◆ WHAT IS ASKED ◆
Your task is to gather the lines below that hold the string "subtitle".
-- start RECORDS SHOWN --
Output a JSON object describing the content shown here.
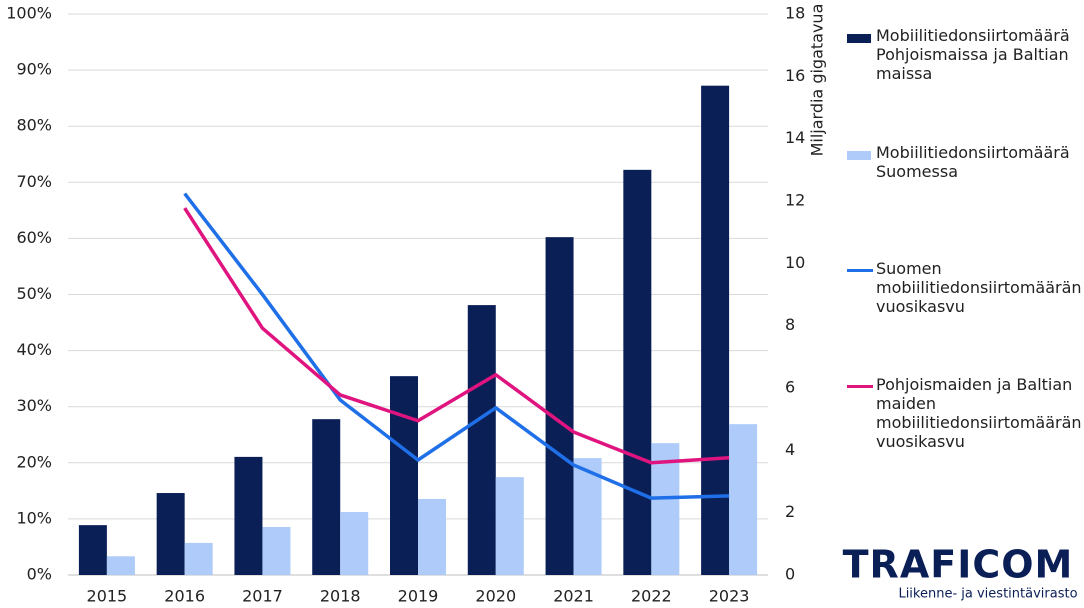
{
  "chart_data": {
    "type": "bar-line",
    "categories": [
      "2015",
      "2016",
      "2017",
      "2018",
      "2019",
      "2020",
      "2021",
      "2022",
      "2023"
    ],
    "series": [
      {
        "name": "Mobiilitiedonsiirtomäärä Pohjoismaissa ja Baltian maissa",
        "type": "bar",
        "axis": "y2",
        "color": "#0b1f57",
        "values": [
          1.6,
          2.63,
          3.79,
          5.0,
          6.38,
          8.66,
          10.84,
          13.0,
          15.7
        ]
      },
      {
        "name": "Mobiilitiedonsiirtomäärä Suomessa",
        "type": "bar",
        "axis": "y2",
        "color": "#aecbfa",
        "values": [
          0.6,
          1.03,
          1.54,
          2.02,
          2.44,
          3.14,
          3.75,
          4.23,
          4.84
        ]
      },
      {
        "name": "Suomen mobiilitiedonsiirtomäärän vuosikasvu",
        "type": "line",
        "axis": "y",
        "color": "#1f6fe8",
        "values": [
          null,
          68,
          50,
          31.2,
          20.5,
          29.8,
          19.6,
          13.7,
          14.1
        ]
      },
      {
        "name": "Pohjoismaiden ja Baltian maiden mobiilitiedonsiirtomäärän vuosikasvu",
        "type": "line",
        "axis": "y",
        "color": "#e0147f",
        "values": [
          null,
          65.4,
          44,
          32.1,
          27.5,
          35.7,
          25.5,
          20,
          20.9
        ]
      }
    ],
    "ylim": [
      0,
      100
    ],
    "yticks": [
      {
        "value": 0,
        "label": "0%"
      },
      {
        "value": 10,
        "label": "10%"
      },
      {
        "value": 20,
        "label": "20%"
      },
      {
        "value": 30,
        "label": "30%"
      },
      {
        "value": 40,
        "label": "40%"
      },
      {
        "value": 50,
        "label": "50%"
      },
      {
        "value": 60,
        "label": "60%"
      },
      {
        "value": 70,
        "label": "70%"
      },
      {
        "value": 80,
        "label": "80%"
      },
      {
        "value": 90,
        "label": "90%"
      },
      {
        "value": 100,
        "label": "100%"
      }
    ],
    "y2lim": [
      0,
      18
    ],
    "y2ticks": [
      0,
      2,
      4,
      6,
      8,
      10,
      12,
      14,
      16,
      18
    ],
    "y2label": "Miljardia gigatavua",
    "grid": true,
    "legend": "right"
  },
  "logo": {
    "name": "TRAFICOM",
    "tagline": "Liikenne- ja viestintävirasto"
  }
}
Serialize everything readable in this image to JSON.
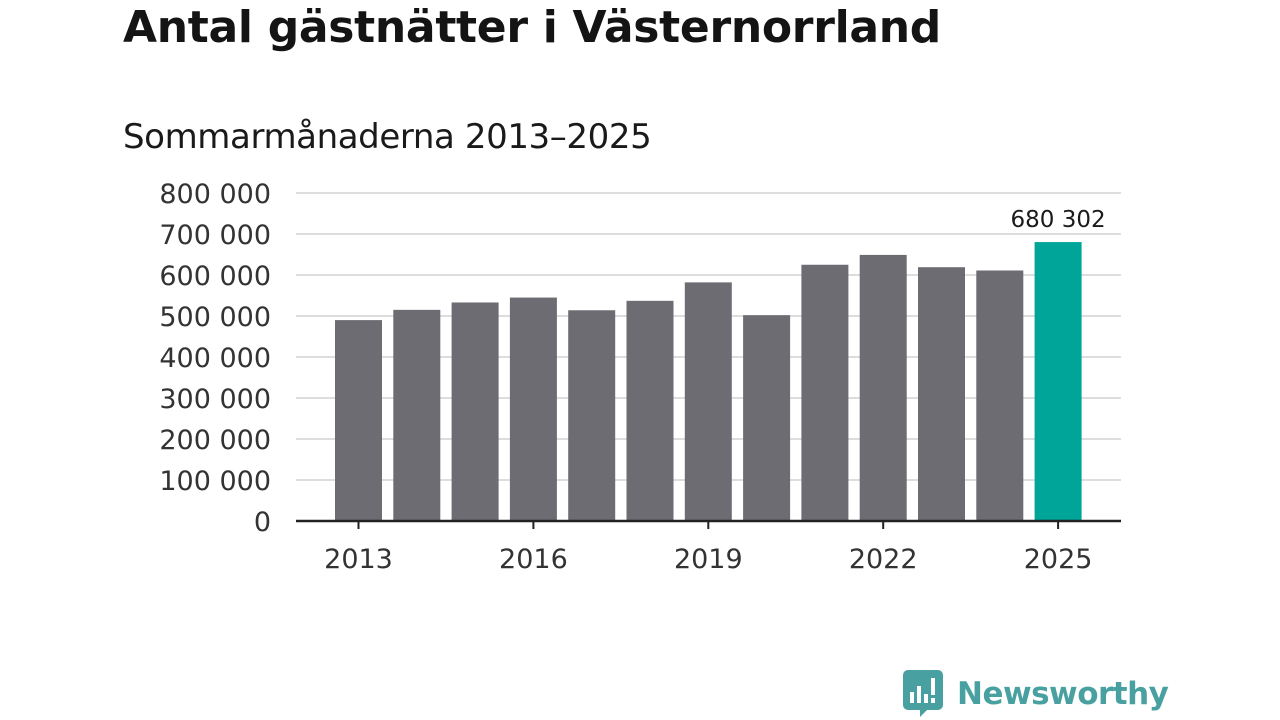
{
  "title": "Antal gästnätter i Västernorrland",
  "subtitle": "Sommarmånaderna 2013–2025",
  "brand": {
    "name": "Newsworthy",
    "color": "#48a0a0",
    "icon": "newsworthy-speech-bubble-chart-icon"
  },
  "colors": {
    "bar": "#6d6c72",
    "highlight": "#00a59a",
    "grid": "#dddddd",
    "axis": "#222222"
  },
  "chart_data": {
    "type": "bar",
    "title": "Antal gästnätter i Västernorrland",
    "subtitle": "Sommarmånaderna 2013–2025",
    "xlabel": "",
    "ylabel": "",
    "categories": [
      "2013",
      "2014",
      "2015",
      "2016",
      "2017",
      "2018",
      "2019",
      "2020",
      "2021",
      "2022",
      "2023",
      "2024",
      "2025"
    ],
    "values": [
      490000,
      515000,
      533000,
      545000,
      514000,
      537000,
      582000,
      502000,
      625000,
      649000,
      619000,
      611000,
      680302
    ],
    "highlight_index": 12,
    "highlight_label": "680 302",
    "ylim": [
      0,
      800000
    ],
    "y_ticks": [
      0,
      100000,
      200000,
      300000,
      400000,
      500000,
      600000,
      700000,
      800000
    ],
    "y_tick_labels": [
      "0",
      "100 000",
      "200 000",
      "300 000",
      "400 000",
      "500 000",
      "600 000",
      "700 000",
      "800 000"
    ],
    "x_tick_labels": [
      "2013",
      "2016",
      "2019",
      "2022",
      "2025"
    ],
    "grid": true,
    "legend": "none"
  }
}
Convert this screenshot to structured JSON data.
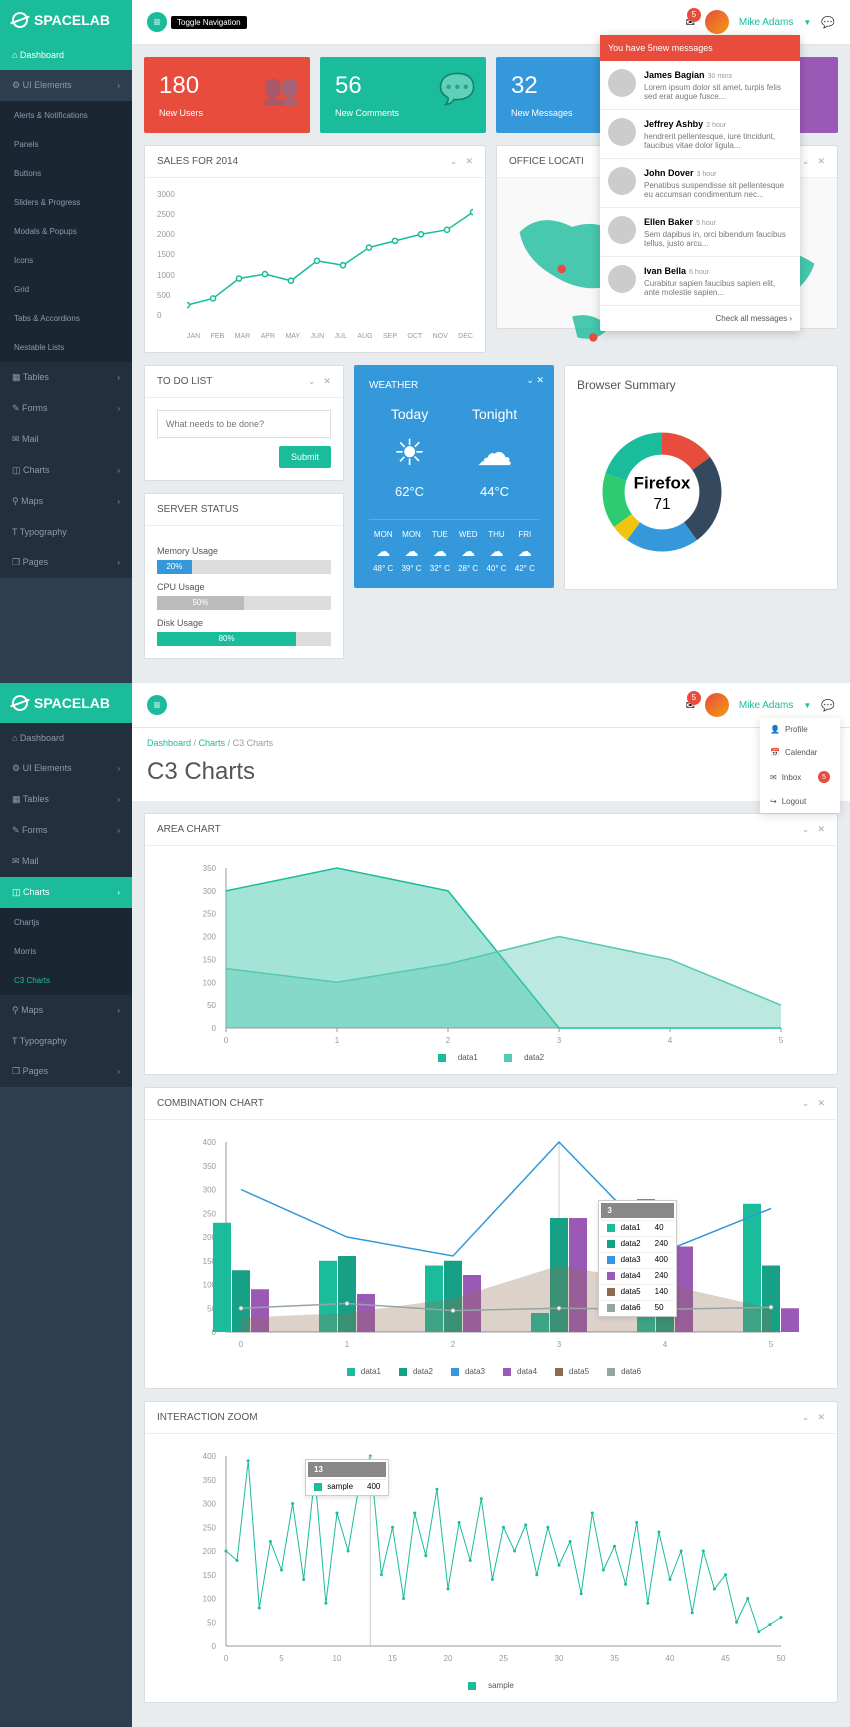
{
  "brand": "SPACELAB",
  "topbar": {
    "toggle_label": "Toggle Navigation",
    "mail_badge": "5",
    "username": "Mike Adams"
  },
  "sidebar1": [
    {
      "label": "Dashboard",
      "active": true,
      "icon": "⌂"
    },
    {
      "label": "UI Elements",
      "chev": true,
      "icon": "⚙"
    },
    {
      "label": "Alerts & Notifications",
      "sub": true
    },
    {
      "label": "Panels",
      "sub": true
    },
    {
      "label": "Buttons",
      "sub": true
    },
    {
      "label": "Sliders & Progress",
      "sub": true
    },
    {
      "label": "Modals & Popups",
      "sub": true
    },
    {
      "label": "Icons",
      "sub": true
    },
    {
      "label": "Grid",
      "sub": true
    },
    {
      "label": "Tabs & Accordions",
      "sub": true
    },
    {
      "label": "Nestable Lists",
      "sub": true
    },
    {
      "label": "Tables",
      "chev": true,
      "dark": true,
      "icon": "▦"
    },
    {
      "label": "Forms",
      "chev": true,
      "dark": true,
      "icon": "✎"
    },
    {
      "label": "Mail",
      "dark": true,
      "icon": "✉"
    },
    {
      "label": "Charts",
      "chev": true,
      "dark": true,
      "icon": "◫"
    },
    {
      "label": "Maps",
      "chev": true,
      "dark": true,
      "icon": "⚲"
    },
    {
      "label": "Typography",
      "dark": true,
      "icon": "T"
    },
    {
      "label": "Pages",
      "chev": true,
      "dark": true,
      "icon": "❐"
    }
  ],
  "sidebar2": [
    {
      "label": "Dashboard",
      "icon": "⌂",
      "dark": true
    },
    {
      "label": "UI Elements",
      "chev": true,
      "icon": "⚙",
      "dark": true
    },
    {
      "label": "Tables",
      "chev": true,
      "dark": true,
      "icon": "▦"
    },
    {
      "label": "Forms",
      "chev": true,
      "dark": true,
      "icon": "✎"
    },
    {
      "label": "Mail",
      "dark": true,
      "icon": "✉"
    },
    {
      "label": "Charts",
      "chev": true,
      "active": true,
      "icon": "◫"
    },
    {
      "label": "Chartjs",
      "sub": true
    },
    {
      "label": "Morris",
      "sub": true
    },
    {
      "label": "C3 Charts",
      "sub": true,
      "highlight": true
    },
    {
      "label": "Maps",
      "chev": true,
      "dark": true,
      "icon": "⚲"
    },
    {
      "label": "Typography",
      "dark": true,
      "icon": "T"
    },
    {
      "label": "Pages",
      "chev": true,
      "dark": true,
      "icon": "❐"
    }
  ],
  "stats": [
    {
      "num": "180",
      "label": "New Users",
      "color": "#e74c3c",
      "icon": "👥"
    },
    {
      "num": "56",
      "label": "New Comments",
      "color": "#1abc9c",
      "icon": "💬"
    },
    {
      "num": "32",
      "label": "New Messages",
      "color": "#3498db",
      "icon": "✉"
    },
    {
      "num": "",
      "label": "",
      "color": "#9b59b6",
      "icon": ""
    }
  ],
  "messages": {
    "header": "You have 5new messages",
    "items": [
      {
        "name": "James Bagian",
        "time": "30 mins",
        "text": "Lorem ipsum dolor sit amet, turpis felis sed erat augue fusce..."
      },
      {
        "name": "Jeffrey Ashby",
        "time": "2 hour",
        "text": "hendrerit pellentesque, iure tincidunt, faucibus vitae dolor ligula..."
      },
      {
        "name": "John Dover",
        "time": "3 hour",
        "text": "Penatibus suspendisse sit pellentesque eu accumsan condimentum nec..."
      },
      {
        "name": "Ellen Baker",
        "time": "5 hour",
        "text": "Sem dapibus in, orci bibendum faucibus tellus, justo arcu..."
      },
      {
        "name": "Ivan Bella",
        "time": "6 hour",
        "text": "Curabitur sapien faucibus sapien elit, ante molestie sapien..."
      }
    ],
    "footer": "Check all messages ›"
  },
  "user_menu": [
    {
      "icon": "👤",
      "label": "Profile"
    },
    {
      "icon": "📅",
      "label": "Calendar"
    },
    {
      "icon": "✉",
      "label": "Inbox",
      "badge": "5"
    },
    {
      "icon": "↪",
      "label": "Logout"
    }
  ],
  "sales_chart": {
    "title": "SALES FOR 2014",
    "y_labels": [
      "3000",
      "2500",
      "2000",
      "1500",
      "1000",
      "500",
      "0"
    ],
    "x_labels": [
      "JAN",
      "FEB",
      "MAR",
      "APR",
      "MAY",
      "JUN",
      "JUL",
      "AUG",
      "SEP",
      "OCT",
      "NOV",
      "DEC"
    ],
    "values": [
      400,
      550,
      1000,
      1100,
      950,
      1400,
      1300,
      1700,
      1850,
      2000,
      2100,
      2500
    ],
    "color": "#1abc9c",
    "y_max": 3000
  },
  "office_title": "OFFICE LOCATI",
  "todo": {
    "title": "TO DO LIST",
    "placeholder": "What needs to be done?",
    "submit": "Submit"
  },
  "server": {
    "title": "SERVER STATUS",
    "bars": [
      {
        "label": "Memory Usage",
        "pct": 20,
        "text": "20%",
        "color": "#3498db"
      },
      {
        "label": "CPU Usage",
        "pct": 50,
        "text": "50%",
        "color": "#bbb"
      },
      {
        "label": "Disk Usage",
        "pct": 80,
        "text": "80%",
        "color": "#1abc9c"
      }
    ]
  },
  "weather": {
    "title": "WEATHER",
    "today": {
      "label": "Today",
      "temp": "62°C"
    },
    "tonight": {
      "label": "Tonight",
      "temp": "44°C"
    },
    "days": [
      {
        "day": "MON",
        "temp": "48° C"
      },
      {
        "day": "MON",
        "temp": "39° C"
      },
      {
        "day": "TUE",
        "temp": "32° C"
      },
      {
        "day": "WED",
        "temp": "28° C"
      },
      {
        "day": "THU",
        "temp": "40° C"
      },
      {
        "day": "FRI",
        "temp": "42° C"
      }
    ]
  },
  "browser": {
    "title": "Browser Summary",
    "center_label": "Firefox",
    "center_value": "71",
    "slices": [
      {
        "color": "#e74c3c",
        "pct": 15
      },
      {
        "color": "#34495e",
        "pct": 25
      },
      {
        "color": "#3498db",
        "pct": 20
      },
      {
        "color": "#f1c40f",
        "pct": 5
      },
      {
        "color": "#2ecc71",
        "pct": 15
      },
      {
        "color": "#1abc9c",
        "pct": 20
      }
    ]
  },
  "breadcrumb": {
    "items": [
      "Dashboard",
      "Charts",
      "C3 Charts"
    ]
  },
  "page2_title": "C3 Charts",
  "area_chart": {
    "title": "AREA CHART",
    "y_labels": [
      "350",
      "300",
      "250",
      "200",
      "150",
      "100",
      "50",
      "0"
    ],
    "x_labels": [
      "0",
      "1",
      "2",
      "3",
      "4",
      "5"
    ],
    "series": [
      {
        "name": "data1",
        "color": "#1abc9c",
        "values": [
          300,
          350,
          300,
          0,
          0,
          0
        ]
      },
      {
        "name": "data2",
        "color": "#55c9b1",
        "values": [
          130,
          100,
          140,
          200,
          150,
          50
        ]
      }
    ]
  },
  "combo_chart": {
    "title": "COMBINATION CHART",
    "y_labels": [
      "400",
      "350",
      "300",
      "250",
      "200",
      "150",
      "100",
      "50",
      "0"
    ],
    "x_labels": [
      "0",
      "1",
      "2",
      "3",
      "4",
      "5"
    ],
    "tooltip": {
      "x": "3",
      "rows": [
        [
          "data1",
          "40"
        ],
        [
          "data2",
          "240"
        ],
        [
          "data3",
          "400"
        ],
        [
          "data4",
          "240"
        ],
        [
          "data5",
          "140"
        ],
        [
          "data6",
          "50"
        ]
      ]
    },
    "legend": [
      "data1",
      "data2",
      "data3",
      "data4",
      "data5",
      "data6"
    ],
    "colors": {
      "data1": "#1abc9c",
      "data2": "#16a085",
      "data3": "#3498db",
      "data4": "#9b59b6",
      "data5": "#8e6b4e",
      "data6": "#95a5a6"
    }
  },
  "zoom_chart": {
    "title": "INTERACTION ZOOM",
    "tooltip": {
      "x": "13",
      "sample": "400"
    },
    "y_labels": [
      "400",
      "350",
      "300",
      "250",
      "200",
      "150",
      "100",
      "50",
      "0"
    ],
    "legend": "sample",
    "color": "#1abc9c"
  }
}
-- end RECORDS SHOWN --
◆ RESPONSE TO THIS TASK ◆
  "subtitle": "Sommarmånaderna 2013–2025",
    "subtitle": "Sommarmånaderna 2013–2025",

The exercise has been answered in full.